MATERIAL ::
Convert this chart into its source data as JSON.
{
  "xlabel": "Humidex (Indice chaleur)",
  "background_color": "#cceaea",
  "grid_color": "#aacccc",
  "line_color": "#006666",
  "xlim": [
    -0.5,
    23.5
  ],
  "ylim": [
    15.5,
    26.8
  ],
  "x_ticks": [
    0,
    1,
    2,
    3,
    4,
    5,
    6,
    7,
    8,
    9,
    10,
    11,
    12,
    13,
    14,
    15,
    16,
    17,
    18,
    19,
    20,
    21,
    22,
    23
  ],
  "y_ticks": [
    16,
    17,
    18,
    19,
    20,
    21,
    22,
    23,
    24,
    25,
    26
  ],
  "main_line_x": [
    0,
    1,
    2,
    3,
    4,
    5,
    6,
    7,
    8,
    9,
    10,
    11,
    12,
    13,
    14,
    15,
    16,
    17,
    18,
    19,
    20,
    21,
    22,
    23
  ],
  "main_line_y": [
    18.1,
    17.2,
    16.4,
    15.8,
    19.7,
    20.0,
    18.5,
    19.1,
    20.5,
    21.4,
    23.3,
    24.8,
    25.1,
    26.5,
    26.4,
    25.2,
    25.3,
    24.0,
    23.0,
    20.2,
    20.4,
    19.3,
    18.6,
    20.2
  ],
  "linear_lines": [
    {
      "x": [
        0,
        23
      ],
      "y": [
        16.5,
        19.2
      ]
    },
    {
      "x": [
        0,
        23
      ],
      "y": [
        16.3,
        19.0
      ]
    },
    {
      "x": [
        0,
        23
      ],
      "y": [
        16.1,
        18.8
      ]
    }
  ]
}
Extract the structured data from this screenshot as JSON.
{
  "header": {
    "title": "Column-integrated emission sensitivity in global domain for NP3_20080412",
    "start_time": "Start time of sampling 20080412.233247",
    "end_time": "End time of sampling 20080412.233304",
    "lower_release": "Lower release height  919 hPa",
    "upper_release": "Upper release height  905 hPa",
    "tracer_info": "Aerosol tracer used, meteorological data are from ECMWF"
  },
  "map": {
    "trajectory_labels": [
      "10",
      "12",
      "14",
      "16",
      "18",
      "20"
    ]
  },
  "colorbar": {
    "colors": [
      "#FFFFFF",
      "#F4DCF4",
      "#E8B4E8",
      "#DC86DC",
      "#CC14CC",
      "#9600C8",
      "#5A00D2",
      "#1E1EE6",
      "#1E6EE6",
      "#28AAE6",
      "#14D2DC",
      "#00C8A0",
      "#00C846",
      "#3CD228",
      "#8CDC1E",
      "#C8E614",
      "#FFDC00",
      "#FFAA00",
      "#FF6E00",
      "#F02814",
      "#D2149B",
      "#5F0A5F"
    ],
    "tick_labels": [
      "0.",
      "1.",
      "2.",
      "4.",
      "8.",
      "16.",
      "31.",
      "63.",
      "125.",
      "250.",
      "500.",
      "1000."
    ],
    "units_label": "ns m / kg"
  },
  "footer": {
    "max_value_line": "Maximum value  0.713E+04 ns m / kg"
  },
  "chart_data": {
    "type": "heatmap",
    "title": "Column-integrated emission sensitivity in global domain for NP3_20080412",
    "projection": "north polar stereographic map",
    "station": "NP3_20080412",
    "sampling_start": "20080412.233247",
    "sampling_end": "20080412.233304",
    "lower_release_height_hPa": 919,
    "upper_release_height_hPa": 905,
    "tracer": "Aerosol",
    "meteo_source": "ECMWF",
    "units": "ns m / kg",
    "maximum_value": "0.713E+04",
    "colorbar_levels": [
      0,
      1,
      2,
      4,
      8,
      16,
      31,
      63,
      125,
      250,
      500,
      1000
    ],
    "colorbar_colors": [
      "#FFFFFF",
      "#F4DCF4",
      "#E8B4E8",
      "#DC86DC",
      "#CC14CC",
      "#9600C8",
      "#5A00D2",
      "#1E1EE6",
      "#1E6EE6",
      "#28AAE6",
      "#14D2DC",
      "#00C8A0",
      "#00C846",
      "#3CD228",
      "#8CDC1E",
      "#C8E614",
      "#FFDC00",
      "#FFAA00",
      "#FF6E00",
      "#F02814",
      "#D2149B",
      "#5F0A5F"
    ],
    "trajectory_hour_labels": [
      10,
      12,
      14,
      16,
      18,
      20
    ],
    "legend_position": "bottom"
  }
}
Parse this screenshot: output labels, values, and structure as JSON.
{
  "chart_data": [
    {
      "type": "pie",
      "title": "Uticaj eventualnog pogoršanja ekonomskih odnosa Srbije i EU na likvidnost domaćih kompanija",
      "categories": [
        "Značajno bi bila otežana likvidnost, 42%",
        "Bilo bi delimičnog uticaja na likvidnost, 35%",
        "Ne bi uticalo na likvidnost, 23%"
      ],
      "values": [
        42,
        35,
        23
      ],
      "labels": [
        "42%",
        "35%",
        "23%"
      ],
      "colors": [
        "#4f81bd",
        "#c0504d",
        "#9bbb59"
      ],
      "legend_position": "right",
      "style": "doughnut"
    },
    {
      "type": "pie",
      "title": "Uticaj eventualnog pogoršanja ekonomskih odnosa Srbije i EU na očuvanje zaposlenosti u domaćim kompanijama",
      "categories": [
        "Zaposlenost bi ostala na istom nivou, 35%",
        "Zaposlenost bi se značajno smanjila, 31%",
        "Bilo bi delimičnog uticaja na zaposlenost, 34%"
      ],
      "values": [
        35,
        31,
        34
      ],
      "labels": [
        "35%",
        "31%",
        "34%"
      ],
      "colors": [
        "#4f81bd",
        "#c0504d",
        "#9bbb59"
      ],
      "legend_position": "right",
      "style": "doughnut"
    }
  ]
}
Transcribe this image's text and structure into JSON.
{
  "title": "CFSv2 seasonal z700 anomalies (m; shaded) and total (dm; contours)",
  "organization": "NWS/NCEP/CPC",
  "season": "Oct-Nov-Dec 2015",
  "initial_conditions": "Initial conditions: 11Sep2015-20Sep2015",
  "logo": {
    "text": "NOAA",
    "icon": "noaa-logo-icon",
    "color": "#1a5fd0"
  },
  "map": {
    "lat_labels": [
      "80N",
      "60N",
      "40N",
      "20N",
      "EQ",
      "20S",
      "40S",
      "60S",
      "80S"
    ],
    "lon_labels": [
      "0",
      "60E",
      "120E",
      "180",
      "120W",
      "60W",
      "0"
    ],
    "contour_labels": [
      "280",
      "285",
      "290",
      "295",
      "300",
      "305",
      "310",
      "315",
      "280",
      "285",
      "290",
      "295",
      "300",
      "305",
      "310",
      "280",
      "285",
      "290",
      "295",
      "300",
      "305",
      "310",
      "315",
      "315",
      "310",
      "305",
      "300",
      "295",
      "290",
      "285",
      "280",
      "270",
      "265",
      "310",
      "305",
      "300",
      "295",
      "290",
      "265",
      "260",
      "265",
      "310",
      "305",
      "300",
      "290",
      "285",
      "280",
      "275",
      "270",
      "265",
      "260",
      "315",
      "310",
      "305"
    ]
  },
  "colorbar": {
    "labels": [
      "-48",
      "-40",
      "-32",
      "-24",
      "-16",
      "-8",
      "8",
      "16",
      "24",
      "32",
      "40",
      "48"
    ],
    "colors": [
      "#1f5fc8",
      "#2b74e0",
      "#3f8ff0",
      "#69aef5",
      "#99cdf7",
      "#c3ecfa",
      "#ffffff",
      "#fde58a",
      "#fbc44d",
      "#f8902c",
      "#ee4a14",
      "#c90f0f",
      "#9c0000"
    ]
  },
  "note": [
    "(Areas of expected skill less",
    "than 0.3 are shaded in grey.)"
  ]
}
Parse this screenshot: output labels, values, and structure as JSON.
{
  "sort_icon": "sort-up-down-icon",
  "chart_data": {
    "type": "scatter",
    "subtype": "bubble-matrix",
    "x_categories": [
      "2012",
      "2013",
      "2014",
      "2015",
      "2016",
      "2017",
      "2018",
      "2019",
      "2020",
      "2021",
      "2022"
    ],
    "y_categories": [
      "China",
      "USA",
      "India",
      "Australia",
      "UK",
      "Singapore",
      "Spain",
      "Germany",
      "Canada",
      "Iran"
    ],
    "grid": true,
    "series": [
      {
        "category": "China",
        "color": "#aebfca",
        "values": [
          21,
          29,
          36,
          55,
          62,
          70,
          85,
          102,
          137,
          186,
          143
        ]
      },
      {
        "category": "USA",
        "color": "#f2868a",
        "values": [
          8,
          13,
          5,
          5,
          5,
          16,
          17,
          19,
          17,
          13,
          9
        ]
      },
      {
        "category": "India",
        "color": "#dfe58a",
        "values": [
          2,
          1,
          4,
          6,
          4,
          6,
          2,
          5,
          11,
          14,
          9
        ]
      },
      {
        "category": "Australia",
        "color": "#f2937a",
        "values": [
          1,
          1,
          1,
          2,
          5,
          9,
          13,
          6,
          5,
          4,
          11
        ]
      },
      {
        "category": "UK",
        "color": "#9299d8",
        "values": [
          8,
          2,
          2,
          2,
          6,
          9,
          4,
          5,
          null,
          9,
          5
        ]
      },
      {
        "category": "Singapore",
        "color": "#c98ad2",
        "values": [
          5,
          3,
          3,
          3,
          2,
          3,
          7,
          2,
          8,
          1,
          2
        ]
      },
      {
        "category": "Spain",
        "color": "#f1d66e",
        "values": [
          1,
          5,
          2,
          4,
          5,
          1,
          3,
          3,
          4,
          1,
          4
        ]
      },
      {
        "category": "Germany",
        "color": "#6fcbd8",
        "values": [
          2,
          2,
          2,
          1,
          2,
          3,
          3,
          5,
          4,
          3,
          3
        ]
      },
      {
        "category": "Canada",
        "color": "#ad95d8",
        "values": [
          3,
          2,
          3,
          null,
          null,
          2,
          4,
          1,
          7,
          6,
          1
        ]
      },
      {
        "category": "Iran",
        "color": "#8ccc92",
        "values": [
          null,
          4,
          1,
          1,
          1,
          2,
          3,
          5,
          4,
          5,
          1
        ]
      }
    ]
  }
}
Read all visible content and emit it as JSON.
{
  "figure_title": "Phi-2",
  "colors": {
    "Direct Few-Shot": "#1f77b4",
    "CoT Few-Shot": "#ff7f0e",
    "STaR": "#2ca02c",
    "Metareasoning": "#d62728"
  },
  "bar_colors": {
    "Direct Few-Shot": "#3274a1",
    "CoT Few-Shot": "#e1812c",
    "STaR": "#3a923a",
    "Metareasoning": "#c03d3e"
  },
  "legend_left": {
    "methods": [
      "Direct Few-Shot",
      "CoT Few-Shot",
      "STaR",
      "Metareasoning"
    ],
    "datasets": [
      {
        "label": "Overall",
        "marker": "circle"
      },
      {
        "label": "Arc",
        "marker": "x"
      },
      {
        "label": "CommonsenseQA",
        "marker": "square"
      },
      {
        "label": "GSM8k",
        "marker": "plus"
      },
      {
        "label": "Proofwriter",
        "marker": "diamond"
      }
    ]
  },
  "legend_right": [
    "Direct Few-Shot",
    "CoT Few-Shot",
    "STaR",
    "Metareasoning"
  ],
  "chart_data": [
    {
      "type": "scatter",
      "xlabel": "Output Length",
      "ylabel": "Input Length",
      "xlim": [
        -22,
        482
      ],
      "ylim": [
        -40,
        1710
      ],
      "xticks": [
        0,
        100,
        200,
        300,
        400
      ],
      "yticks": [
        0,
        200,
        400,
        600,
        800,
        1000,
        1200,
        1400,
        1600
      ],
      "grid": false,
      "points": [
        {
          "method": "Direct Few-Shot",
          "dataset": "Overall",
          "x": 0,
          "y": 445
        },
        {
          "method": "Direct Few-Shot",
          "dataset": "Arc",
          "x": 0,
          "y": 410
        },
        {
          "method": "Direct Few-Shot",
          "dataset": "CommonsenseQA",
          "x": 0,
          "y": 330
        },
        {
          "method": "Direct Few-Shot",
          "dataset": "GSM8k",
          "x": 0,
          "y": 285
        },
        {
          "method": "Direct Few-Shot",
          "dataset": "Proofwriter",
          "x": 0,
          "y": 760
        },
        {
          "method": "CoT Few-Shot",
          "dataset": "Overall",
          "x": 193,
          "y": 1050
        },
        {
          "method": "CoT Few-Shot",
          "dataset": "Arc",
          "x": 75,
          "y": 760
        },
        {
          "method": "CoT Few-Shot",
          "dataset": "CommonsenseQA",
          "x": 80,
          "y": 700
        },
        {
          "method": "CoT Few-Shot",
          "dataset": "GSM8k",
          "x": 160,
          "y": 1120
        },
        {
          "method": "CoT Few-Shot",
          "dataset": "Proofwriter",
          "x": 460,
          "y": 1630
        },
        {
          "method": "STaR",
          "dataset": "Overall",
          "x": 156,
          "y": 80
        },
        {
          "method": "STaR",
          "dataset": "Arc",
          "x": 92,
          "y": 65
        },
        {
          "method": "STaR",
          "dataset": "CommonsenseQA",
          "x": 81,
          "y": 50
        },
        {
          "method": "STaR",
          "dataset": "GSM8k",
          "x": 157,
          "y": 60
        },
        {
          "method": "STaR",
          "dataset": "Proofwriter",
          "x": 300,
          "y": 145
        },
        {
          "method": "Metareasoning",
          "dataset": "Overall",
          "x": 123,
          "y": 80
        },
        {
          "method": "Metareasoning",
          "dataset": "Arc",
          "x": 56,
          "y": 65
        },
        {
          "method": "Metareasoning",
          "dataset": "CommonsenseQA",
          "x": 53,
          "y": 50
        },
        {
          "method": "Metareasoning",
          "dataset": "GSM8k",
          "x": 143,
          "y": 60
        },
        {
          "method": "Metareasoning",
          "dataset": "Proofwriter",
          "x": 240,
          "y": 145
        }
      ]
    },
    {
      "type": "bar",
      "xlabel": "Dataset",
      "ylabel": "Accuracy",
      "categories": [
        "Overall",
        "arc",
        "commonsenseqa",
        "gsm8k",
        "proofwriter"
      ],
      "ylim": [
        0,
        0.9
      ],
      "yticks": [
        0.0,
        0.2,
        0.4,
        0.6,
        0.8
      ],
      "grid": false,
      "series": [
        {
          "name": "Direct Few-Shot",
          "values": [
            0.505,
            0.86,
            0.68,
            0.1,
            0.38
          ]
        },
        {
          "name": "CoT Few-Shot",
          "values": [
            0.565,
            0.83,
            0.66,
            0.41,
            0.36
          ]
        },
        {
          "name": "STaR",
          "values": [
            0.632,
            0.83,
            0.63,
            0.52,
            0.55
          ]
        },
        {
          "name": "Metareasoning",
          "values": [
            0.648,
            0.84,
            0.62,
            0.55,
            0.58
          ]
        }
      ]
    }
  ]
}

TASK DIRECTIONS :: Go through the material and select each line with the string "into" in it.

RESULT ::
Convert this chart into its source data as JSON.
Transcribe this image's text and structure into JSON.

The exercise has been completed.